• WHAT TO WORK ON: Exactly as given, repeat all of the entries.
## START DATA
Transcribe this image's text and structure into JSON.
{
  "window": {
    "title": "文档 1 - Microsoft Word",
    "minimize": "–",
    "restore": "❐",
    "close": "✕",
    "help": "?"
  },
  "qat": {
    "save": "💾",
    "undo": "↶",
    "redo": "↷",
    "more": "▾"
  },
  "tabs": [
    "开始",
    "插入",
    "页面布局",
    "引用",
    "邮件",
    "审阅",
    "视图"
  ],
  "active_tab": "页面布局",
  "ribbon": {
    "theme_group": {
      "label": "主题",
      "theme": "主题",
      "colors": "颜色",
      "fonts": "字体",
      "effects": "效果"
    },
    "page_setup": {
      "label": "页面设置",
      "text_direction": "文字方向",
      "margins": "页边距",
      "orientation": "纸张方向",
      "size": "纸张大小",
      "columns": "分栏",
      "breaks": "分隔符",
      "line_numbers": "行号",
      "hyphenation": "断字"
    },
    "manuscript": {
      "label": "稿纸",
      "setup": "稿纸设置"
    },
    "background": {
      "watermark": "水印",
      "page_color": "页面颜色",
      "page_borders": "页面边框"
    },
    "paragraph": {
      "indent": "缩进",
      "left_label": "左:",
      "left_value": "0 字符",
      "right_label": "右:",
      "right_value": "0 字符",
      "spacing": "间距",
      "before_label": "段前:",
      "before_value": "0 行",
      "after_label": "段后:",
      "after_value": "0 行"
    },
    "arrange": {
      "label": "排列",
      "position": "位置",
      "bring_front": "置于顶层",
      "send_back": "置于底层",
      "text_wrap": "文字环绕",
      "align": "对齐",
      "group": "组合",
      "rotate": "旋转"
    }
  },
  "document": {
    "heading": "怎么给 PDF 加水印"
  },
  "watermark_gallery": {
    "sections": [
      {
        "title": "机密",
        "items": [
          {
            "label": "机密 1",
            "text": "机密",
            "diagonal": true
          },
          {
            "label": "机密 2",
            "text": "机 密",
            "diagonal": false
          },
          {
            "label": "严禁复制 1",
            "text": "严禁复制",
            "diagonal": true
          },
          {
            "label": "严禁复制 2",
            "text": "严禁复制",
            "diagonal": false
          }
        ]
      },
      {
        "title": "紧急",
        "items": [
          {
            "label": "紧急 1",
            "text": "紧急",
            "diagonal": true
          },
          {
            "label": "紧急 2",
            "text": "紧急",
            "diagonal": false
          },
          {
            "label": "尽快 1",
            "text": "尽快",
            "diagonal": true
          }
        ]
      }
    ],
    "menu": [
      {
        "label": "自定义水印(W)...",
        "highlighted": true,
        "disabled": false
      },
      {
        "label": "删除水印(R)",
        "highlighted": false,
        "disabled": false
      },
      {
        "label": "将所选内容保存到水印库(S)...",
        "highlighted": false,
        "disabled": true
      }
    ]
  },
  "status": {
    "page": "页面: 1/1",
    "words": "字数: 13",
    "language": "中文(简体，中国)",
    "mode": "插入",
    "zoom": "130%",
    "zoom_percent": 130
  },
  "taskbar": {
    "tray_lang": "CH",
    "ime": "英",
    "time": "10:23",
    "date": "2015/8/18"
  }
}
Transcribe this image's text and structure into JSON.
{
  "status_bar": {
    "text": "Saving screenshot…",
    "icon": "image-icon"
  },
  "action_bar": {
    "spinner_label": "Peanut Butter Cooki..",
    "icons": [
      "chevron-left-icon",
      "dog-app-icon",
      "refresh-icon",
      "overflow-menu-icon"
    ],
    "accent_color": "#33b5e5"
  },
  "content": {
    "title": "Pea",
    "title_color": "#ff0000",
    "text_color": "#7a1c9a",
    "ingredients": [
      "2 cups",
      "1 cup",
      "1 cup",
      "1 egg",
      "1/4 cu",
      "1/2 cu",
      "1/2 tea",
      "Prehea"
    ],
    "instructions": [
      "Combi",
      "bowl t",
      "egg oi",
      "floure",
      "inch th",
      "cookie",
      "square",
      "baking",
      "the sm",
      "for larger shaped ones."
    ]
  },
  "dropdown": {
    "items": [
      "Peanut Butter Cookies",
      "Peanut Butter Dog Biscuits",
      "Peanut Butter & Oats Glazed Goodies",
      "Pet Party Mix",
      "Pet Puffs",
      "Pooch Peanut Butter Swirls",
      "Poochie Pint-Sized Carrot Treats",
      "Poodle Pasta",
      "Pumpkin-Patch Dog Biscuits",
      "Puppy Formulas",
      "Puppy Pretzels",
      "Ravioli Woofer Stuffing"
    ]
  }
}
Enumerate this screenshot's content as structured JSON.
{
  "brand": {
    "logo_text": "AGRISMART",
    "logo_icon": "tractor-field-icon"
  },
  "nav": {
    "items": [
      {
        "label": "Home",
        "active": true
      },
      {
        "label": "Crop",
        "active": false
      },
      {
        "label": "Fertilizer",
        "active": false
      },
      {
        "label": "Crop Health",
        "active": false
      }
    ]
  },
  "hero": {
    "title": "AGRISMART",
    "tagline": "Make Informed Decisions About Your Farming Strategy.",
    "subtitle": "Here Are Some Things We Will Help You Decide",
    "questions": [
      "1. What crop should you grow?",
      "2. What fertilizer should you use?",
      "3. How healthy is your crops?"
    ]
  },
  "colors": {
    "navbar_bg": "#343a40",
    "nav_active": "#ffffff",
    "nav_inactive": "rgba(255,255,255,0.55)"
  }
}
## END DATA
• SOLUTION TO THE EXERCISE:
Transcribe this image's text and structure into JSON.
{
  "window": {
    "title": "文档 1 - Microsoft Word",
    "minimize": "–",
    "restore": "❐",
    "close": "✕",
    "help": "?"
  },
  "qat": {
    "save": "💾",
    "undo": "↶",
    "redo": "↷",
    "more": "▾"
  },
  "tabs": [
    "开始",
    "插入",
    "页面布局",
    "引用",
    "邮件",
    "审阅",
    "视图"
  ],
  "active_tab": "页面布局",
  "ribbon": {
    "theme_group": {
      "label": "主题",
      "theme": "主题",
      "colors": "颜色",
      "fonts": "字体",
      "effects": "效果"
    },
    "page_setup": {
      "label": "页面设置",
      "text_direction": "文字方向",
      "margins": "页边距",
      "orientation": "纸张方向",
      "size": "纸张大小",
      "columns": "分栏",
      "breaks": "分隔符",
      "line_numbers": "行号",
      "hyphenation": "断字"
    },
    "manuscript": {
      "label": "稿纸",
      "setup": "稿纸设置"
    },
    "background": {
      "watermark": "水印",
      "page_color": "页面颜色",
      "page_borders": "页面边框"
    },
    "paragraph": {
      "indent": "缩进",
      "left_label": "左:",
      "left_value": "0 字符",
      "right_label": "右:",
      "right_value": "0 字符",
      "spacing": "间距",
      "before_label": "段前:",
      "before_value": "0 行",
      "after_label": "段后:",
      "after_value": "0 行"
    },
    "arrange": {
      "label": "排列",
      "position": "位置",
      "bring_front": "置于顶层",
      "send_back": "置于底层",
      "text_wrap": "文字环绕",
      "align": "对齐",
      "group": "组合",
      "rotate": "旋转"
    }
  },
  "document": {
    "heading": "怎么给 PDF 加水印"
  },
  "watermark_gallery": {
    "sections": [
      {
        "title": "机密",
        "items": [
          {
            "label": "机密 1",
            "text": "机密",
            "diagonal": true
          },
          {
            "label": "机密 2",
            "text": "机 密",
            "diagonal": false
          },
          {
            "label": "严禁复制 1",
            "text": "严禁复制",
            "diagonal": true
          },
          {
            "label": "严禁复制 2",
            "text": "严禁复制",
            "diagonal": false
          }
        ]
      },
      {
        "title": "紧急",
        "items": [
          {
            "label": "紧急 1",
            "text": "紧急",
            "diagonal": true
          },
          {
            "label": "紧急 2",
            "text": "紧急",
            "diagonal": false
          },
          {
            "label": "尽快 1",
            "text": "尽快",
            "diagonal": true
          }
        ]
      }
    ],
    "menu": [
      {
        "label": "自定义水印(W)...",
        "highlighted": true,
        "disabled": false
      },
      {
        "label": "删除水印(R)",
        "highlighted": false,
        "disabled": false
      },
      {
        "label": "将所选内容保存到水印库(S)...",
        "highlighted": false,
        "disabled": true
      }
    ]
  },
  "status": {
    "page": "页面: 1/1",
    "words": "字数: 13",
    "language": "中文(简体，中国)",
    "mode": "插入",
    "zoom": "130%",
    "zoom_percent": 130
  },
  "taskbar": {
    "tray_lang": "CH",
    "ime": "英",
    "time": "10:23",
    "date": "2015/8/18"
  }
}
Transcribe this image's text and structure into JSON.
{
  "status_bar": {
    "text": "Saving screenshot…",
    "icon": "image-icon"
  },
  "action_bar": {
    "spinner_label": "Peanut Butter Cooki..",
    "icons": [
      "chevron-left-icon",
      "dog-app-icon",
      "refresh-icon",
      "overflow-menu-icon"
    ],
    "accent_color": "#33b5e5"
  },
  "content": {
    "title": "Pea",
    "title_color": "#ff0000",
    "text_color": "#7a1c9a",
    "ingredients": [
      "2 cups",
      "1 cup",
      "1 cup",
      "1 egg",
      "1/4 cu",
      "1/2 cu",
      "1/2 tea",
      "Prehea"
    ],
    "instructions": [
      "Combi",
      "bowl t",
      "egg oi",
      "floure",
      "inch th",
      "cookie",
      "square",
      "baking",
      "the sm",
      "for larger shaped ones."
    ]
  },
  "dropdown": {
    "items": [
      "Peanut Butter Cookies",
      "Peanut Butter Dog Biscuits",
      "Peanut Butter & Oats Glazed Goodies",
      "Pet Party Mix",
      "Pet Puffs",
      "Pooch Peanut Butter Swirls",
      "Poochie Pint-Sized Carrot Treats",
      "Poodle Pasta",
      "Pumpkin-Patch Dog Biscuits",
      "Puppy Formulas",
      "Puppy Pretzels",
      "Ravioli Woofer Stuffing"
    ]
  }
}
Enumerate this screenshot's content as structured JSON.
{
  "brand": {
    "logo_text": "AGRISMART",
    "logo_icon": "tractor-field-icon"
  },
  "nav": {
    "items": [
      {
        "label": "Home",
        "active": true
      },
      {
        "label": "Crop",
        "active": false
      },
      {
        "label": "Fertilizer",
        "active": false
      },
      {
        "label": "Crop Health",
        "active": false
      }
    ]
  },
  "hero": {
    "title": "AGRISMART",
    "tagline": "Make Informed Decisions About Your Farming Strategy.",
    "subtitle": "Here Are Some Things We Will Help You Decide",
    "questions": [
      "1. What crop should you grow?",
      "2. What fertilizer should you use?",
      "3. How healthy is your crops?"
    ]
  },
  "colors": {
    "navbar_bg": "#343a40",
    "nav_active": "#ffffff",
    "nav_inactive": "rgba(255,255,255,0.55)"
  }
}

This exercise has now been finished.